Required work: Among the lines below, how many carry the string "questa"? Reply with a number and nothing else.
** Start of Items **
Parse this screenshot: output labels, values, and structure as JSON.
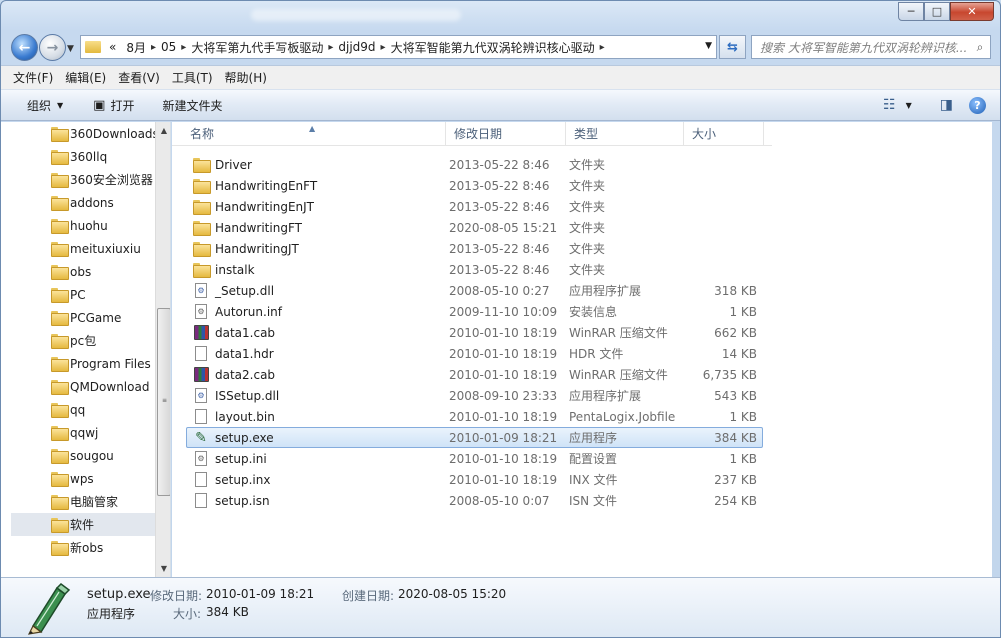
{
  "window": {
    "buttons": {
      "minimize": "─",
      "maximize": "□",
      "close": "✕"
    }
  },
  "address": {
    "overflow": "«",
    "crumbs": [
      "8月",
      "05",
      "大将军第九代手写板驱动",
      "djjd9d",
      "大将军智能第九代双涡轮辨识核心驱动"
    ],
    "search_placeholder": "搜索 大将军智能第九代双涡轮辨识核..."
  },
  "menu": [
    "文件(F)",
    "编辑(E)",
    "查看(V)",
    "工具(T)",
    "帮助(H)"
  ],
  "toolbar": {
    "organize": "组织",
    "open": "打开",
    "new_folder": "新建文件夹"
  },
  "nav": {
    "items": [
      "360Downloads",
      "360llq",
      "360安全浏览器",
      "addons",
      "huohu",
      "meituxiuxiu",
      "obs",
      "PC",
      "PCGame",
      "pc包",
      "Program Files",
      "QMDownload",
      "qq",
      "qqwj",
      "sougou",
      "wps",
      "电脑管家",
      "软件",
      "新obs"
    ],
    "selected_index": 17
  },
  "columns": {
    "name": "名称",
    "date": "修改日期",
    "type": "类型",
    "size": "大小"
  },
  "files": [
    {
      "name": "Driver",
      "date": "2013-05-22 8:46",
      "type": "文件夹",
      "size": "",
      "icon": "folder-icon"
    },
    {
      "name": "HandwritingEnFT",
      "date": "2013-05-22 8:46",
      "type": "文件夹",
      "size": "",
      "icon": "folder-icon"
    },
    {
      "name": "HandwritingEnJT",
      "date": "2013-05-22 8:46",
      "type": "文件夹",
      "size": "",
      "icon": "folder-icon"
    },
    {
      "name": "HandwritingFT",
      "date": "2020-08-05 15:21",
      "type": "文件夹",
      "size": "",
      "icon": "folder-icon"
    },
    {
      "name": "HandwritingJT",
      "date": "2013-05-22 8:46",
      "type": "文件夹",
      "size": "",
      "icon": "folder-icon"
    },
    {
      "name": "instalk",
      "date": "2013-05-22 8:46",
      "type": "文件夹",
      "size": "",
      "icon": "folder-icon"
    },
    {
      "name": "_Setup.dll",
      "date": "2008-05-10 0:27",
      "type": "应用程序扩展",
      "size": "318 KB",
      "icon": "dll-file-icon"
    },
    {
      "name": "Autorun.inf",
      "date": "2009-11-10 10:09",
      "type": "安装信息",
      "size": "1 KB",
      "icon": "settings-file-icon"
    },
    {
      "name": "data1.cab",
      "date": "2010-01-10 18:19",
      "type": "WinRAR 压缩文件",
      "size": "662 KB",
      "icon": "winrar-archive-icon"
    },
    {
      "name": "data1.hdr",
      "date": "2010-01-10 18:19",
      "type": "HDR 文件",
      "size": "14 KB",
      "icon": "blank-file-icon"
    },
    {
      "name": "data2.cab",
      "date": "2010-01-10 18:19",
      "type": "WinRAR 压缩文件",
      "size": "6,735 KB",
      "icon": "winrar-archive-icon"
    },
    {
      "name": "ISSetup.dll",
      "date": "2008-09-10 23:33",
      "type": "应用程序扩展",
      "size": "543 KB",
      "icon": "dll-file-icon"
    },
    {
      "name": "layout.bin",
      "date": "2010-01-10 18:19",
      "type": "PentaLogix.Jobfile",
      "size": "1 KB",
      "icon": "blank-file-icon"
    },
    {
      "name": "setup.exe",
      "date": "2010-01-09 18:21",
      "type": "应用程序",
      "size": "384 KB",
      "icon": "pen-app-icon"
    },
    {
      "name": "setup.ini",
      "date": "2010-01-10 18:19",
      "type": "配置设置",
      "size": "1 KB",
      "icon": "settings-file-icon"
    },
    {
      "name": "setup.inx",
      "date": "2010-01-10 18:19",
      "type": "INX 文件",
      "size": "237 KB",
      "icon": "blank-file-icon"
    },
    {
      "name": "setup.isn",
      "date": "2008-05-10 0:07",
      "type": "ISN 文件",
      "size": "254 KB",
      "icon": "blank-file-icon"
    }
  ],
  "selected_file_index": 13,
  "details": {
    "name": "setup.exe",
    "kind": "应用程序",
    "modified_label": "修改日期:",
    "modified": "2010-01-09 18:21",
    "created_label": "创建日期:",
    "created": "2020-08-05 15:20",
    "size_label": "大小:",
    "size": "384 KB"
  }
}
** End of Items **
** Start of Items **
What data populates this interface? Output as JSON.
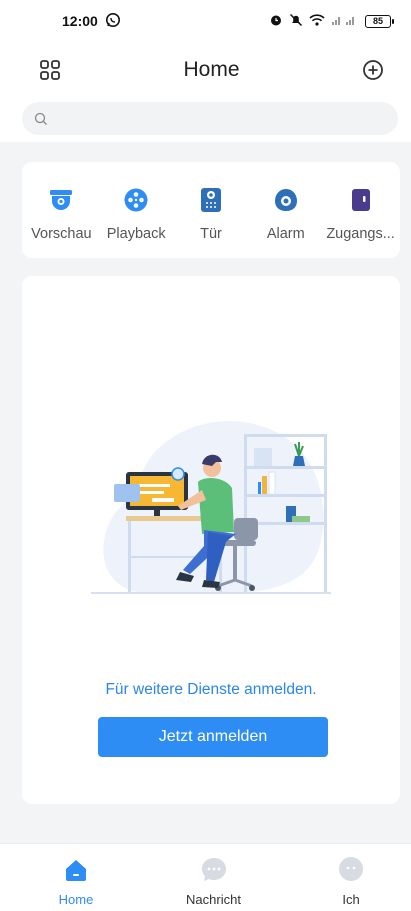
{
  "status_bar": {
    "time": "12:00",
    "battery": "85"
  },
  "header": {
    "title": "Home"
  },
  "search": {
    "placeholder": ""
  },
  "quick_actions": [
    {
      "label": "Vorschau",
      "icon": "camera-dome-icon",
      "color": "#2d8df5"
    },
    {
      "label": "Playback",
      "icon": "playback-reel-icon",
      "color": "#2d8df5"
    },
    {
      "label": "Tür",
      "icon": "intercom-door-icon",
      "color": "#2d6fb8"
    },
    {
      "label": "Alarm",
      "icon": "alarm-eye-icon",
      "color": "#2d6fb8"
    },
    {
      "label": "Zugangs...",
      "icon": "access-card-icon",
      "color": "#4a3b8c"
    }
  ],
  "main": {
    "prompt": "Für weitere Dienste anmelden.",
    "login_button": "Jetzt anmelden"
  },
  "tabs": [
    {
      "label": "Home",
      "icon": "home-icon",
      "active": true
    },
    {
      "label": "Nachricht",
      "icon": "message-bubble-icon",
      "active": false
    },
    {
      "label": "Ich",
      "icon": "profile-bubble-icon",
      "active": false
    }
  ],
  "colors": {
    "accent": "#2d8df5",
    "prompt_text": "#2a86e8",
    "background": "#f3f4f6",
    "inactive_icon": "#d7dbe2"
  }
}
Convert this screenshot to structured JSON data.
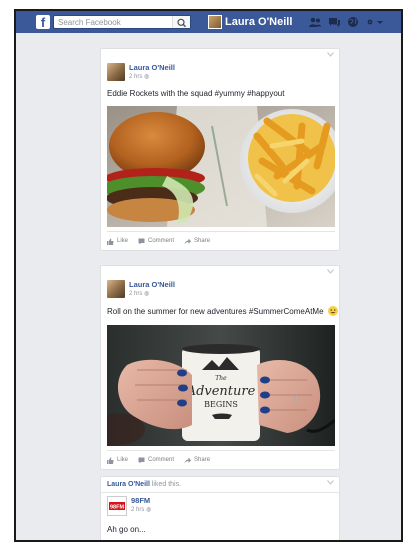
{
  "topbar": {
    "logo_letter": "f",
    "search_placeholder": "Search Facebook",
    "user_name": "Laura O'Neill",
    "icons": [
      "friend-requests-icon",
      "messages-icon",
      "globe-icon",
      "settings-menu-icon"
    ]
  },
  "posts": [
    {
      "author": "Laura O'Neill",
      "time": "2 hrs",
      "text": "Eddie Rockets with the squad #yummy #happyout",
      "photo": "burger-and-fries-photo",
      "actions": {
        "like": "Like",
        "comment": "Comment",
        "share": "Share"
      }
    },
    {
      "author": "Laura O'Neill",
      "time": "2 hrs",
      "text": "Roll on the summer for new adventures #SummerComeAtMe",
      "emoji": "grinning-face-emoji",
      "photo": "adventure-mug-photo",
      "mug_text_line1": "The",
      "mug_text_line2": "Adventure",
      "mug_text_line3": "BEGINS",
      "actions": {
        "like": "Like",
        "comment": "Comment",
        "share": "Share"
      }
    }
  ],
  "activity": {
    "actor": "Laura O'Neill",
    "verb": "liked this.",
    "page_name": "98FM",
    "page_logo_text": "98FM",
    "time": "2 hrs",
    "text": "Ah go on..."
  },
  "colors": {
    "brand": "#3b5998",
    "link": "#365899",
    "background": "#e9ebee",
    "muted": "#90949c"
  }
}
** End of Items **
** Start of Items **
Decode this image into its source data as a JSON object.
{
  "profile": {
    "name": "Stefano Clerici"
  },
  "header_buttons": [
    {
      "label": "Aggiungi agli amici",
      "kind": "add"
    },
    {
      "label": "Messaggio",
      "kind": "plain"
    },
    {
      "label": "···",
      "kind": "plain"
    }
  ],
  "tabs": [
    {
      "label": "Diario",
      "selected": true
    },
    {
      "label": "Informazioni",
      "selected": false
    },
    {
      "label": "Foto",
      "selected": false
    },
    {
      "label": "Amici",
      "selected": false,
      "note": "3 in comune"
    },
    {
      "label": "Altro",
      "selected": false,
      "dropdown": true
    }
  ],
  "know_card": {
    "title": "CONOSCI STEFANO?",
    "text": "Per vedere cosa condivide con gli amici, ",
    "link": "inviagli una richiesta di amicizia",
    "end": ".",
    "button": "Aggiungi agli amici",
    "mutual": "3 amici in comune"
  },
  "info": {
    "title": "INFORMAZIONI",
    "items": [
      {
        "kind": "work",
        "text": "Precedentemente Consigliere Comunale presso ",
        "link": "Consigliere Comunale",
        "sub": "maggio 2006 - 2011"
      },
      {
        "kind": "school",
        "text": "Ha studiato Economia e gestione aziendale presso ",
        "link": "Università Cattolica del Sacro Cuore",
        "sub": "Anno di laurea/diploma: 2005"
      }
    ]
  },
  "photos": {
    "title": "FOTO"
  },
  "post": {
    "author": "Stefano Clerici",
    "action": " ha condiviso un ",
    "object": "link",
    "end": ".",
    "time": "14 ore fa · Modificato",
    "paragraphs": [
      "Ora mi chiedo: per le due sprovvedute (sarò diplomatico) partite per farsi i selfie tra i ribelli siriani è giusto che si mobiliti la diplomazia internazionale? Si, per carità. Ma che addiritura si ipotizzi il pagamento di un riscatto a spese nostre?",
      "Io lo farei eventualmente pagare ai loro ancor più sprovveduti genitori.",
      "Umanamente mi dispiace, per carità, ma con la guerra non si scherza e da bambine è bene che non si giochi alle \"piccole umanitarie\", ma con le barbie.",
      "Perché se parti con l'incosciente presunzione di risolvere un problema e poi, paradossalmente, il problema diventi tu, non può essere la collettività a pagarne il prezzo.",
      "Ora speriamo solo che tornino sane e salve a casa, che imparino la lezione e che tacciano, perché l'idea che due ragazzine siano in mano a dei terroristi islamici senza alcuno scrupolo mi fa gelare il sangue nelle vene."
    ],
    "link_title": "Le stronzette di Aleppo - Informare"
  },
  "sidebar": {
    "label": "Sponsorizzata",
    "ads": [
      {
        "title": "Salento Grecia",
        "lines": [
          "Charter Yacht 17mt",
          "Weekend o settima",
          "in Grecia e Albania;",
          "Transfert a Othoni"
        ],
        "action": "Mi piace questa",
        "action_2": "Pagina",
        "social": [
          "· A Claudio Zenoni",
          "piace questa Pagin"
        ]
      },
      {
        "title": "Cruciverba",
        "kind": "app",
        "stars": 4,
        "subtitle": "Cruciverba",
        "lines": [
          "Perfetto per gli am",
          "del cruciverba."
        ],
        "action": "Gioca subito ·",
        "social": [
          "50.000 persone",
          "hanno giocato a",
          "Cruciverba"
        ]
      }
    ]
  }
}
** End of Items **
Solved exercise: 2